Instructions to follow -
Tally the lines of the data that contain the string "interactable", and give only the number.
--- BEGIN Extracted entries ---
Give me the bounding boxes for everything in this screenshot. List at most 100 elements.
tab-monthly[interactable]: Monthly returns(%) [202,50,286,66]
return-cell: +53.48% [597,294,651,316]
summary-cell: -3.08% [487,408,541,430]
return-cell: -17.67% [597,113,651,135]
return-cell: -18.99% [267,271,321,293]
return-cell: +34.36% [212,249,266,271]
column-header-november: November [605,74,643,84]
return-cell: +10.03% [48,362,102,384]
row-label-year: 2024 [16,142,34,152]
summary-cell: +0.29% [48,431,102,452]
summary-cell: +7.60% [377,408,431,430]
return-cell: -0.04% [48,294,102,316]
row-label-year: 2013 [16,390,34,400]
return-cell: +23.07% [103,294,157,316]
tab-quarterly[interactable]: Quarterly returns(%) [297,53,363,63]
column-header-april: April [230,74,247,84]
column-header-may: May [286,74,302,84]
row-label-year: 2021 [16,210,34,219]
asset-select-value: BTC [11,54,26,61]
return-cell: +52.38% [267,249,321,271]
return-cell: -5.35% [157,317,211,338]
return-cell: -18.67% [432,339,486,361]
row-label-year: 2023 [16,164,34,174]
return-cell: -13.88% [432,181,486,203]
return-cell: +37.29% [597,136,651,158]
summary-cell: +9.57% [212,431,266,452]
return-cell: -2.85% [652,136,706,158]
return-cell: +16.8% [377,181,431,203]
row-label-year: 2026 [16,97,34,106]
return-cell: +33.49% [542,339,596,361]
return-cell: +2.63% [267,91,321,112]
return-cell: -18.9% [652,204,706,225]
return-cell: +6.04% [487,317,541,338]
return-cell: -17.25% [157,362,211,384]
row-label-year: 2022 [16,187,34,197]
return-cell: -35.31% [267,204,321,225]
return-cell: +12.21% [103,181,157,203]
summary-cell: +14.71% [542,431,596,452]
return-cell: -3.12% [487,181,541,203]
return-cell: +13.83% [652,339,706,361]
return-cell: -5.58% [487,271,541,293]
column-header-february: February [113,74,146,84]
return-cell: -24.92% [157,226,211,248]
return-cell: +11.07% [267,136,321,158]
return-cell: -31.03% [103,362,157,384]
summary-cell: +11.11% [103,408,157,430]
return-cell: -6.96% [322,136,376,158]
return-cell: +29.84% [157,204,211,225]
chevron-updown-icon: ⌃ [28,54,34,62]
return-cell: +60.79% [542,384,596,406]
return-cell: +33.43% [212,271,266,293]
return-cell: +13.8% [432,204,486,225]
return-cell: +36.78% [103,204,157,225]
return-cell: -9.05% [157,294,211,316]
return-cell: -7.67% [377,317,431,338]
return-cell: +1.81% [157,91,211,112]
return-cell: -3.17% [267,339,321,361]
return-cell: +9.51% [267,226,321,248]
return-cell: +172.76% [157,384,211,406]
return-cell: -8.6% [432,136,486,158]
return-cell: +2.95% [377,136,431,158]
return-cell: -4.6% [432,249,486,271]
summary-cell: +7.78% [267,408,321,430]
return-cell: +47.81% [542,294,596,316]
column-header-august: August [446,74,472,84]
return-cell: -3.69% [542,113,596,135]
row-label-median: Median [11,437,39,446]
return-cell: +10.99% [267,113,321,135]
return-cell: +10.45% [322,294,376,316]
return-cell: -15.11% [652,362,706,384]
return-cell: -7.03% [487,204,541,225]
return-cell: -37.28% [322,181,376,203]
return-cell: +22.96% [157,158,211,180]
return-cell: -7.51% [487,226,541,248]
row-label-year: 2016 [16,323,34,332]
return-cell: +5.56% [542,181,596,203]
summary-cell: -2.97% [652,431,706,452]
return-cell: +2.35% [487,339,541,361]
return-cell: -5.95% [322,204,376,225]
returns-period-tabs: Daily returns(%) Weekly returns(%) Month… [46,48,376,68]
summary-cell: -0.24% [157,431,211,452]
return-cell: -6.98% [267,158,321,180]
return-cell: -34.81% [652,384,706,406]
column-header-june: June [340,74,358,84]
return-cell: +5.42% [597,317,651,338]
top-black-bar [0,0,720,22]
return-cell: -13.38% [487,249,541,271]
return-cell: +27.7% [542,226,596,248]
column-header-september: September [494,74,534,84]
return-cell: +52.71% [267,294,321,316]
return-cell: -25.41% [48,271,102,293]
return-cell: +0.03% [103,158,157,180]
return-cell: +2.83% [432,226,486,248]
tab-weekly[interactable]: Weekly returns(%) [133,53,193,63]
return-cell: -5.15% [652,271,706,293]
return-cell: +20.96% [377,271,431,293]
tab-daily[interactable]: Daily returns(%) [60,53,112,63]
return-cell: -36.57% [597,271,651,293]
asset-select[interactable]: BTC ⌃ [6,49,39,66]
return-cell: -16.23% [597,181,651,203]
--- END Extracted entries ---
Correct response -
5